● Set exercise
Pull out every line below that holds the word "Output".

● Source records
┌──
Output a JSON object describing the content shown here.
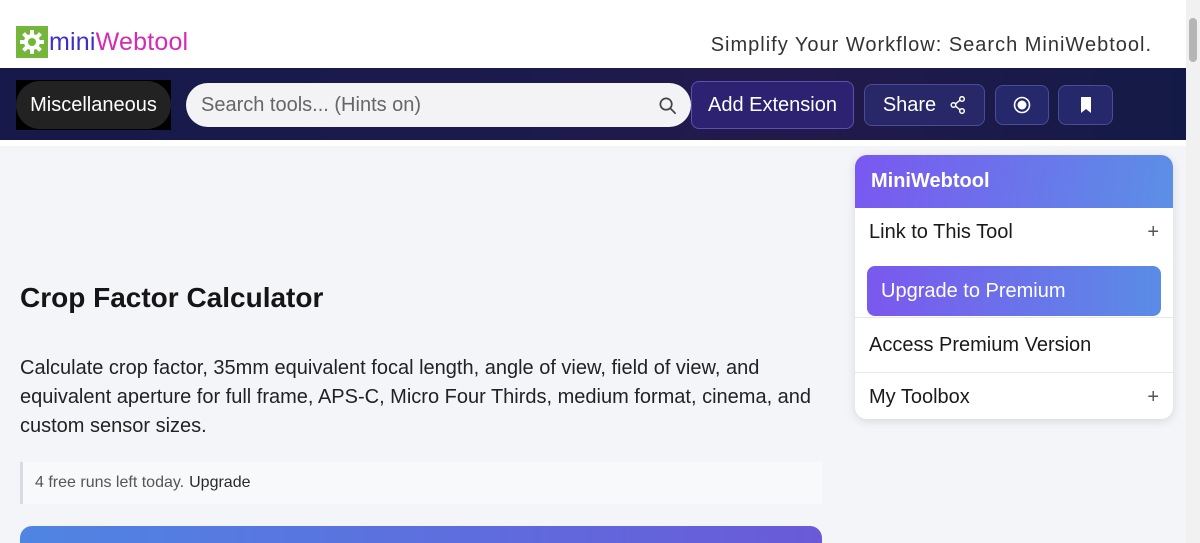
{
  "header": {
    "logo_mini": "mini",
    "logo_web": "Webtool",
    "tagline": "Simplify Your Workflow: Search MiniWebtool."
  },
  "nav": {
    "category": "Miscellaneous",
    "search_placeholder": "Search tools... (Hints on)",
    "add_extension": "Add Extension",
    "share": "Share"
  },
  "main": {
    "title": "Crop Factor Calculator",
    "description": "Calculate crop factor, 35mm equivalent focal length, angle of view, field of view, and equivalent aperture for full frame, APS-C, Micro Four Thirds, medium format, cinema, and custom sensor sizes.",
    "runs_text": "4 free runs left today.",
    "runs_upgrade": "Upgrade"
  },
  "sidebar": {
    "title": "MiniWebtool",
    "link_to_tool": "Link to This Tool",
    "upgrade_premium": "Upgrade to Premium",
    "access_premium": "Access Premium Version",
    "my_toolbox": "My Toolbox",
    "plus": "+"
  },
  "icons": {
    "logo": "gear-icon",
    "search": "search-icon",
    "share": "share-icon",
    "record": "record-icon",
    "bookmark": "bookmark-icon"
  },
  "colors": {
    "nav_bg": "#1b1a4d",
    "logo_green": "#74b63a",
    "logo_mini": "#3d2fc9",
    "logo_web": "#d62ab2",
    "accent_purple": "#7b58ee",
    "accent_blue": "#5a8ce6"
  }
}
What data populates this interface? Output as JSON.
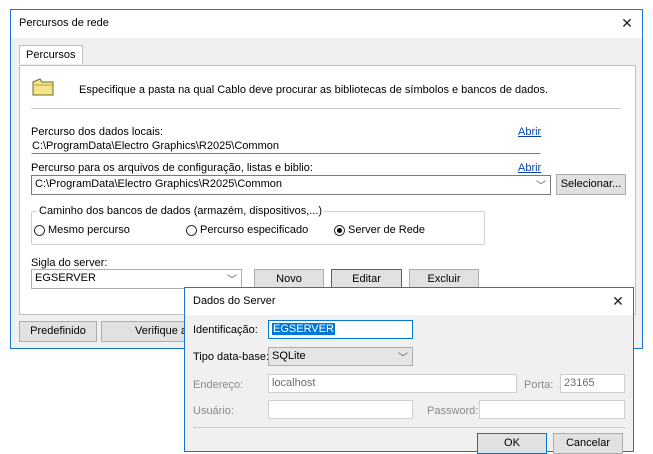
└──
● Task solution
Output a JSON object describing the content shown here.
What data populates this interface? Output as JSON.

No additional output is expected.